*Stated goal*. Could you repeat the data from its start through the line containing "quote-high: 253620 — [601, 49, 665, 69]", swapping "candle-body" for "candlestick-body" and leaving everything else unchanged?
** Start Extracted entries **
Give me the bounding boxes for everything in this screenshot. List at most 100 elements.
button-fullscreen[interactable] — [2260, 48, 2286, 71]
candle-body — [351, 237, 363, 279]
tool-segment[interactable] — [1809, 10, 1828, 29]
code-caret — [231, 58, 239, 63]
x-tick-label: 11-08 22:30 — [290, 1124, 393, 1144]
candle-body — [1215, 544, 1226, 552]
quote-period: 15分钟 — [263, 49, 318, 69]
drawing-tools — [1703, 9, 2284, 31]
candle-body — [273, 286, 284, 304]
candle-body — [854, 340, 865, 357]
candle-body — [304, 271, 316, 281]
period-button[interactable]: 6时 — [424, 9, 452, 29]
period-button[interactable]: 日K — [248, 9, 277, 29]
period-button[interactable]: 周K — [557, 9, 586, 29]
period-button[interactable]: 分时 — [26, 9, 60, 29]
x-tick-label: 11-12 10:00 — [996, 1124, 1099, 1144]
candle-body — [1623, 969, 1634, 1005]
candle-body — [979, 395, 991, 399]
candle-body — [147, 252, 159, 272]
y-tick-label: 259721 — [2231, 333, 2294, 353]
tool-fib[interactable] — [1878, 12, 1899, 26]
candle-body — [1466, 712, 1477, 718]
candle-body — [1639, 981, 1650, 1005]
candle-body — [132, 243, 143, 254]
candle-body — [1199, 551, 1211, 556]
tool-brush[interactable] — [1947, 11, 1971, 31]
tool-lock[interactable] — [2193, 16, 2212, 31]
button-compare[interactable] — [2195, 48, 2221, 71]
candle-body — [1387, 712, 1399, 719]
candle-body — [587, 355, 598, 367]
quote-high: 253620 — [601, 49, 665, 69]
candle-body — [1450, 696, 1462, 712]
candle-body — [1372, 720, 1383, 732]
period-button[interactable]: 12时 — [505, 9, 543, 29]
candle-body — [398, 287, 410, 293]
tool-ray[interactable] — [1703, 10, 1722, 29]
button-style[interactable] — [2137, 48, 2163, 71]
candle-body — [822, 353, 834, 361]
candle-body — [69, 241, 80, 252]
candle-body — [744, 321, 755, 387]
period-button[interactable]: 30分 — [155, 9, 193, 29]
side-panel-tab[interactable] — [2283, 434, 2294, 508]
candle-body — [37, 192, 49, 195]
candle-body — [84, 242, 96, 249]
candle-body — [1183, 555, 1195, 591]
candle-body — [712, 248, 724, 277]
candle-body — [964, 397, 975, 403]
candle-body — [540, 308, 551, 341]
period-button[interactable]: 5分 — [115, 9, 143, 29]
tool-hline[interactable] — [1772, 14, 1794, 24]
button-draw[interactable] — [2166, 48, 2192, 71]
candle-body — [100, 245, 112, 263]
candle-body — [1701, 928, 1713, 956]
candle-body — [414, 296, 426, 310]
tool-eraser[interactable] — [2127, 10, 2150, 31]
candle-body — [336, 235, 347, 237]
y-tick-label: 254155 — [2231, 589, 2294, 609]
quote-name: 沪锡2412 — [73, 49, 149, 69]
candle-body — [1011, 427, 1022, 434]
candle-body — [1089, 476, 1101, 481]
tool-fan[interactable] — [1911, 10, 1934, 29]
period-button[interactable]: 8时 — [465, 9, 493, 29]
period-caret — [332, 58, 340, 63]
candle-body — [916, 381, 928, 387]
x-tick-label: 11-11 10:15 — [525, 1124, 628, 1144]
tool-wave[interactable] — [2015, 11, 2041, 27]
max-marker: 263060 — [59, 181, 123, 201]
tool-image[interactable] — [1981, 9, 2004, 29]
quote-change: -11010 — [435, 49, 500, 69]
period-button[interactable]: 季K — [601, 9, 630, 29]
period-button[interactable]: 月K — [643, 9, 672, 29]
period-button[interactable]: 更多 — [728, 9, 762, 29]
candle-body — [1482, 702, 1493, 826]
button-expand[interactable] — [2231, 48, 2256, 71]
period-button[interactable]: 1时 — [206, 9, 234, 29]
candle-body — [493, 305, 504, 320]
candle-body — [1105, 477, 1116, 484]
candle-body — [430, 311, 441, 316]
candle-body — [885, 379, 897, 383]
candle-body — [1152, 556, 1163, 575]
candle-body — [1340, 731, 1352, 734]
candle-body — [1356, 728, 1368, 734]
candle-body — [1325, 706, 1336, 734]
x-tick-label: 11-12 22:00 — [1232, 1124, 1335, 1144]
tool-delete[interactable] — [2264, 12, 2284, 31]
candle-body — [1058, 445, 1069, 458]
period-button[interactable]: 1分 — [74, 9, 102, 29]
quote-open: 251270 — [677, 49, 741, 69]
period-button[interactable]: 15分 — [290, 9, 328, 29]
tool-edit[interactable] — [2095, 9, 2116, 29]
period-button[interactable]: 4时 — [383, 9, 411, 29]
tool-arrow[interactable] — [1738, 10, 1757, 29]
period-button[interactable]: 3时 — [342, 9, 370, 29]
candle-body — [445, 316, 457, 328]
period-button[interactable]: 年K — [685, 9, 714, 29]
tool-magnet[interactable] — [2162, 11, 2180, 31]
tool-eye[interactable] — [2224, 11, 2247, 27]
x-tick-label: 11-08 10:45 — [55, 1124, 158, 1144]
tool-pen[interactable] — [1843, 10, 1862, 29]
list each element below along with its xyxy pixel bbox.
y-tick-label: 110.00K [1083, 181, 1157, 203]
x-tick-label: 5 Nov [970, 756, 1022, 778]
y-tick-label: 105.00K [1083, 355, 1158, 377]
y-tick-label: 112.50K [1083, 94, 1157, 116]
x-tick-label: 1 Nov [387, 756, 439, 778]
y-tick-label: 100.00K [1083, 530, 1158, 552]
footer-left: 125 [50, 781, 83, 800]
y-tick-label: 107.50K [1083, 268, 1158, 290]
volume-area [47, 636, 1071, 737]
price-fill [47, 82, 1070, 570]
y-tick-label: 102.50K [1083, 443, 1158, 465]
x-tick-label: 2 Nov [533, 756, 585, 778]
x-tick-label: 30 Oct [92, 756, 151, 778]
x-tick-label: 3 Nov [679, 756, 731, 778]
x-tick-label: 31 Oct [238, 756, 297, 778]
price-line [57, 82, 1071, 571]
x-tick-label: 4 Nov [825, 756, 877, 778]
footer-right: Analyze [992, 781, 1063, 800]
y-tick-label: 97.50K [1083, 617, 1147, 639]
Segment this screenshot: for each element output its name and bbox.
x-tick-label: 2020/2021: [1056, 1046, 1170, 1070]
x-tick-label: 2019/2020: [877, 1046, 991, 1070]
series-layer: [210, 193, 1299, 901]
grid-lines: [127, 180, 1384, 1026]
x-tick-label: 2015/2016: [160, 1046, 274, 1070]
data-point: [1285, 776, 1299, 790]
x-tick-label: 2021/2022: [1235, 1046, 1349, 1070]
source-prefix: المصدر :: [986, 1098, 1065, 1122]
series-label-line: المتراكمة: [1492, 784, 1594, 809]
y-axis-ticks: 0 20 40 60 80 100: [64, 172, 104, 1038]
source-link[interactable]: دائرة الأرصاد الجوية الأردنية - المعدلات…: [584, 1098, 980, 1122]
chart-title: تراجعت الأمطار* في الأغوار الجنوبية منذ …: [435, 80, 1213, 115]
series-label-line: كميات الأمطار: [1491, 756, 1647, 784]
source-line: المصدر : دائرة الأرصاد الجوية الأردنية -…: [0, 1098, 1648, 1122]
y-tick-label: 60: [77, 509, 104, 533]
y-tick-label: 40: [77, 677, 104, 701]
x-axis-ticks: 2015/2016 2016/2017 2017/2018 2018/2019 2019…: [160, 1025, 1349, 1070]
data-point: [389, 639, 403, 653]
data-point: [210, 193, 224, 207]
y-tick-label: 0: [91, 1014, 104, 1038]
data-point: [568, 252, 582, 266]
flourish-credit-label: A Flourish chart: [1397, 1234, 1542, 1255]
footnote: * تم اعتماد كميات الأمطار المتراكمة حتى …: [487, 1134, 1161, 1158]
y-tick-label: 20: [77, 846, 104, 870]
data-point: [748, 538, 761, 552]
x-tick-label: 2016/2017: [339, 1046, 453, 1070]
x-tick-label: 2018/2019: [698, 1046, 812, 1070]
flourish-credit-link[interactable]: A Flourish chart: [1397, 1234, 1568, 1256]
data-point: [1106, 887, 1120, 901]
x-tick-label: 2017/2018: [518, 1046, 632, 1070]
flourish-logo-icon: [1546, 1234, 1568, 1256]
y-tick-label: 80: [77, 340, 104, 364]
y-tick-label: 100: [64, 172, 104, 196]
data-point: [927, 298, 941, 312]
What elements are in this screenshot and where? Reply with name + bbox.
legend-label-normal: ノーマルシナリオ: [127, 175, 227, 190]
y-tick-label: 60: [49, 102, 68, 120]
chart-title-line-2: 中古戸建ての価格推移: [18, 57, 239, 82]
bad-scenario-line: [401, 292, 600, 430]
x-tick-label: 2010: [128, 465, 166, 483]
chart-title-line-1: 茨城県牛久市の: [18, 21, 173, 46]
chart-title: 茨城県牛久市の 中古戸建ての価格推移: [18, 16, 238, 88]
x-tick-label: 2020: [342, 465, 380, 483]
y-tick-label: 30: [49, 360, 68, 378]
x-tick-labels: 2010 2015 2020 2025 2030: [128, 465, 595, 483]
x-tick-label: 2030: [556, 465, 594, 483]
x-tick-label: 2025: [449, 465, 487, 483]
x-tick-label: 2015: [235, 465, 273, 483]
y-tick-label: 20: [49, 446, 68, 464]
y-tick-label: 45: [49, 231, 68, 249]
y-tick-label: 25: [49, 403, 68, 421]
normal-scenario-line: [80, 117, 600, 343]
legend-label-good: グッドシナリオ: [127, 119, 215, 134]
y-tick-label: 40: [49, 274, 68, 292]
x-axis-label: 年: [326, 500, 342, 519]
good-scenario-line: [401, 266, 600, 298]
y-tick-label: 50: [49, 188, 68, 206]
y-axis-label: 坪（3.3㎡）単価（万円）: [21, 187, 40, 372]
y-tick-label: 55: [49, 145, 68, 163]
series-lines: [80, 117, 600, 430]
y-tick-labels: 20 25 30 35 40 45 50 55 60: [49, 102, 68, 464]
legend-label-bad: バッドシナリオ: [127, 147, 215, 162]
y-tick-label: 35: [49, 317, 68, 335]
** End Extracted entries **
*Task response*.
Give me the bounding boxes for everything in this screenshot. List at most 100 elements.
button-fullscreen[interactable] — [2260, 48, 2286, 71]
candlestick-body — [351, 237, 363, 279]
tool-segment[interactable] — [1809, 10, 1828, 29]
code-caret — [231, 58, 239, 63]
x-tick-label: 11-08 22:30 — [290, 1124, 393, 1144]
candlestick-body — [1215, 544, 1226, 552]
quote-period: 15分钟 — [263, 49, 318, 69]
drawing-tools — [1703, 9, 2284, 31]
candlestick-body — [273, 286, 284, 304]
candlestick-body — [854, 340, 865, 357]
candlestick-body — [304, 271, 316, 281]
period-button[interactable]: 6时 — [424, 9, 452, 29]
period-button[interactable]: 日K — [248, 9, 277, 29]
period-button[interactable]: 周K — [557, 9, 586, 29]
period-button[interactable]: 分时 — [26, 9, 60, 29]
x-tick-label: 11-12 10:00 — [996, 1124, 1099, 1144]
candlestick-body — [1623, 969, 1634, 1005]
candlestick-body — [979, 395, 991, 399]
candlestick-body — [147, 252, 159, 272]
y-tick-label: 259721 — [2231, 333, 2294, 353]
tool-fib[interactable] — [1878, 12, 1899, 26]
candlestick-body — [1466, 712, 1477, 718]
candlestick-body — [1639, 981, 1650, 1005]
candlestick-body — [132, 243, 143, 254]
candlestick-body — [1199, 551, 1211, 556]
tool-brush[interactable] — [1947, 11, 1971, 31]
tool-lock[interactable] — [2193, 16, 2212, 31]
button-compare[interactable] — [2195, 48, 2221, 71]
candlestick-body — [1387, 712, 1399, 719]
candlestick-body — [587, 355, 598, 367]
quote-high: 253620 — [601, 49, 665, 69]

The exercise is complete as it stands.